*DO THIS:* Which lines of the records contain "entre"? Collect every one of them.

■ ■ ■

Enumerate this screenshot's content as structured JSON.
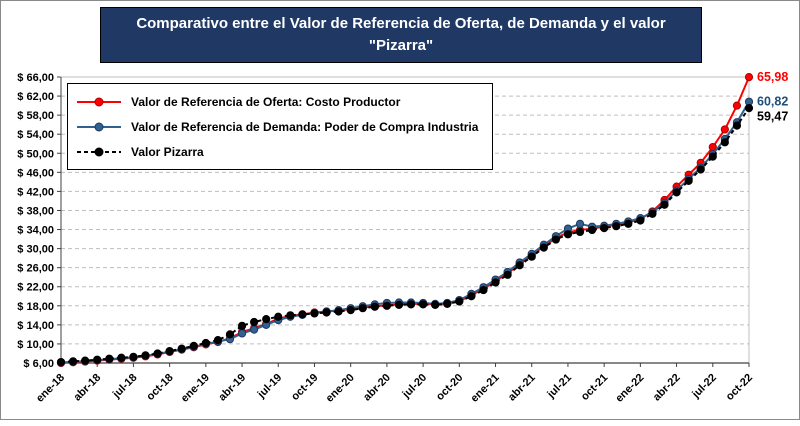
{
  "header": {
    "line1": "Comparativo entre el Valor de Referencia de Oferta, de Demanda y el valor",
    "line2": "\"Pizarra\""
  },
  "chart_data": {
    "type": "line",
    "title": "Comparativo entre el Valor de Referencia de Oferta, de Demanda y el valor \"Pizarra\"",
    "ylim": [
      6,
      66
    ],
    "ytick_step": 4,
    "y_tick_labels": [
      "$ 6,00",
      "$ 10,00",
      "$ 14,00",
      "$ 18,00",
      "$ 22,00",
      "$ 26,00",
      "$ 30,00",
      "$ 34,00",
      "$ 38,00",
      "$ 42,00",
      "$ 46,00",
      "$ 50,00",
      "$ 54,00",
      "$ 58,00",
      "$ 62,00",
      "$ 66,00"
    ],
    "x_tick_labels": [
      "ene-18",
      "abr-18",
      "jul-18",
      "oct-18",
      "ene-19",
      "abr-19",
      "jul-19",
      "oct-19",
      "ene-20",
      "abr-20",
      "jul-20",
      "oct-20",
      "ene-21",
      "abr-21",
      "jul-21",
      "oct-21",
      "ene-22",
      "abr-22",
      "jul-22",
      "oct-22"
    ],
    "points_per_tick": 3,
    "x_unit": "month",
    "grid": "horizontal-dashed",
    "legend_position": "top-left-inside",
    "series": [
      {
        "name": "Valor de Referencia de Oferta: Costo Productor",
        "color": "#FF0000",
        "marker_fill": "#FF0000",
        "marker_edge": "#B00000",
        "label_color": "#FF0000",
        "dash": null,
        "end_label": "65,98",
        "values": [
          6.0,
          6.15,
          6.3,
          6.5,
          6.7,
          6.9,
          7.1,
          7.4,
          7.8,
          8.3,
          8.8,
          9.3,
          9.9,
          10.4,
          11.2,
          12.5,
          13.3,
          14.2,
          15.3,
          15.9,
          16.2,
          16.6,
          16.8,
          17.0,
          17.3,
          17.6,
          17.9,
          18.1,
          18.3,
          18.4,
          18.4,
          18.3,
          18.5,
          19.0,
          20.2,
          21.6,
          23.2,
          24.8,
          26.8,
          28.6,
          30.5,
          32.2,
          33.4,
          33.9,
          34.2,
          34.6,
          35.0,
          35.5,
          36.2,
          37.8,
          40.2,
          43.0,
          45.5,
          48.0,
          51.3,
          55.0,
          60.0,
          65.98
        ]
      },
      {
        "name": "Valor de Referencia de Demanda: Poder de Compra Industria",
        "color": "#31618F",
        "marker_fill": "#31618F",
        "marker_edge": "#1F3864",
        "label_color": "#1F4E79",
        "dash": null,
        "end_label": "60,82",
        "values": [
          6.1,
          6.25,
          6.4,
          6.6,
          6.8,
          7.0,
          7.2,
          7.5,
          7.9,
          8.4,
          8.9,
          9.4,
          10.0,
          10.5,
          11.0,
          12.2,
          13.0,
          14.0,
          15.0,
          15.7,
          16.1,
          16.5,
          16.8,
          17.1,
          17.5,
          17.9,
          18.3,
          18.6,
          18.7,
          18.7,
          18.6,
          18.4,
          18.6,
          19.2,
          20.5,
          21.9,
          23.5,
          25.1,
          27.1,
          28.9,
          30.8,
          32.6,
          34.2,
          35.2,
          34.6,
          34.8,
          35.2,
          35.7,
          36.4,
          37.6,
          39.6,
          42.2,
          44.6,
          47.0,
          49.8,
          53.0,
          56.5,
          60.82
        ]
      },
      {
        "name": "Valor Pizarra",
        "color": "#000000",
        "marker_fill": "#000000",
        "marker_edge": "#000000",
        "label_color": "#000000",
        "dash": "dashed",
        "end_label": "59,47",
        "values": [
          6.2,
          6.35,
          6.5,
          6.7,
          6.9,
          7.1,
          7.3,
          7.6,
          8.0,
          8.5,
          9.0,
          9.6,
          10.2,
          10.8,
          12.0,
          13.8,
          14.6,
          15.2,
          15.7,
          16.0,
          16.2,
          16.4,
          16.6,
          16.8,
          17.1,
          17.5,
          17.8,
          18.0,
          18.2,
          18.3,
          18.3,
          18.2,
          18.4,
          18.9,
          20.0,
          21.3,
          22.9,
          24.5,
          26.5,
          28.3,
          30.2,
          31.9,
          33.0,
          33.5,
          33.9,
          34.3,
          34.7,
          35.2,
          35.9,
          37.3,
          39.2,
          41.8,
          44.2,
          46.6,
          49.3,
          52.3,
          55.8,
          59.47
        ]
      }
    ]
  }
}
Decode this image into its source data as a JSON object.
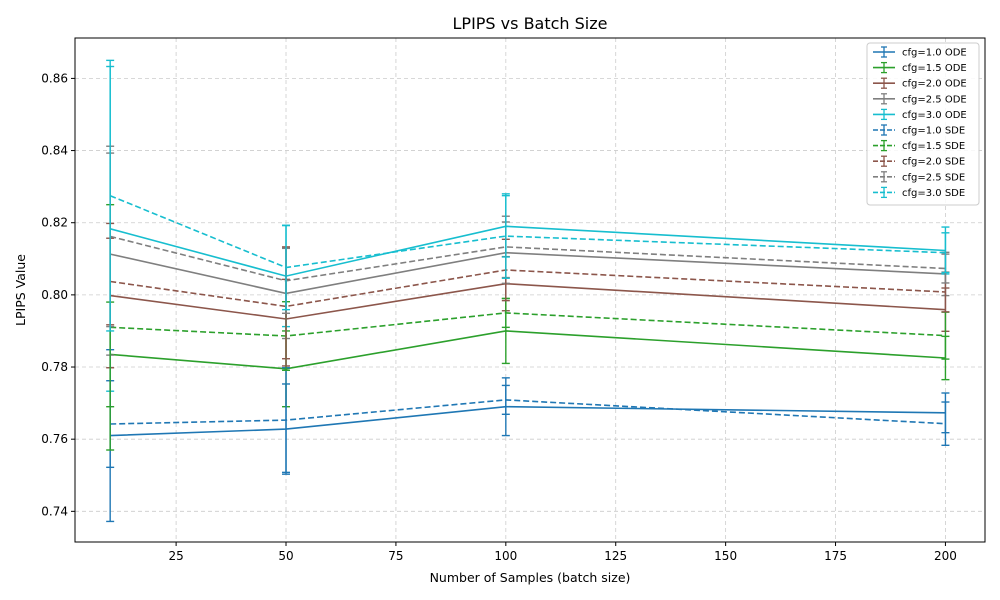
{
  "chart_data": {
    "type": "line",
    "title": "LPIPS vs Batch Size",
    "xlabel": "Number of Samples (batch size)",
    "ylabel": "LPIPS Value",
    "x": [
      10,
      50,
      100,
      200
    ],
    "xlim": [
      2,
      209
    ],
    "ylim": [
      0.7315,
      0.8712
    ],
    "xticks": [
      25,
      50,
      75,
      100,
      125,
      150,
      175,
      200
    ],
    "yticks": [
      0.74,
      0.76,
      0.78,
      0.8,
      0.82,
      0.84,
      0.86
    ],
    "ytick_labels": [
      "0.74",
      "0.76",
      "0.78",
      "0.80",
      "0.82",
      "0.84",
      "0.86"
    ],
    "grid": true,
    "legend_position": "top-right",
    "series": [
      {
        "name": "cfg=1.0 ODE",
        "color": "#1f77b4",
        "dash": "solid",
        "values": [
          0.761,
          0.7628,
          0.769,
          0.7673
        ],
        "errors": [
          0.0238,
          0.0125,
          0.008,
          0.0055
        ]
      },
      {
        "name": "cfg=1.5 ODE",
        "color": "#2ca02c",
        "dash": "solid",
        "values": [
          0.7835,
          0.7795,
          0.79,
          0.7825
        ],
        "errors": [
          0.0145,
          0.0105,
          0.009,
          0.006
        ]
      },
      {
        "name": "cfg=2.0 ODE",
        "color": "#8c564b",
        "dash": "solid",
        "values": [
          0.7998,
          0.7933,
          0.8031,
          0.7959
        ],
        "errors": [
          0.02,
          0.011,
          0.0075,
          0.006
        ]
      },
      {
        "name": "cfg=2.5 ODE",
        "color": "#7f7f7f",
        "dash": "solid",
        "values": [
          0.8113,
          0.8004,
          0.8117,
          0.8058
        ],
        "errors": [
          0.028,
          0.0125,
          0.0085,
          0.006
        ]
      },
      {
        "name": "cfg=3.0 ODE",
        "color": "#17becf",
        "dash": "solid",
        "values": [
          0.8183,
          0.8052,
          0.819,
          0.8123
        ],
        "errors": [
          0.045,
          0.014,
          0.0085,
          0.0065
        ]
      },
      {
        "name": "cfg=1.0 SDE",
        "color": "#1f77b4",
        "dash": "dashed",
        "values": [
          0.7642,
          0.7653,
          0.7709,
          0.7643
        ],
        "errors": [
          0.012,
          0.0145,
          0.004,
          0.006
        ]
      },
      {
        "name": "cfg=1.5 SDE",
        "color": "#2ca02c",
        "dash": "dashed",
        "values": [
          0.791,
          0.7886,
          0.795,
          0.7887
        ],
        "errors": [
          0.034,
          0.0095,
          0.004,
          0.0065
        ]
      },
      {
        "name": "cfg=2.0 SDE",
        "color": "#8c564b",
        "dash": "dashed",
        "values": [
          0.8037,
          0.7968,
          0.8069,
          0.8008
        ],
        "errors": [
          0.012,
          0.0165,
          0.0085,
          0.0055
        ]
      },
      {
        "name": "cfg=2.5 SDE",
        "color": "#7f7f7f",
        "dash": "dashed",
        "values": [
          0.8162,
          0.8039,
          0.8133,
          0.8073
        ],
        "errors": [
          0.025,
          0.009,
          0.0085,
          0.004
        ]
      },
      {
        "name": "cfg=3.0 SDE",
        "color": "#17becf",
        "dash": "dashed",
        "values": [
          0.8275,
          0.8076,
          0.8163,
          0.8117
        ],
        "errors": [
          0.0375,
          0.0117,
          0.0117,
          0.0055
        ]
      }
    ]
  }
}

■ ■ ■

*CORRECT RESPONSE:*
    "line1": "Comparativo entre el Valor de Referencia de Oferta, de Demanda y el valor",
    "title": "Comparativo entre el Valor de Referencia de Oferta, de Demanda y el valor \"Pizarra\"",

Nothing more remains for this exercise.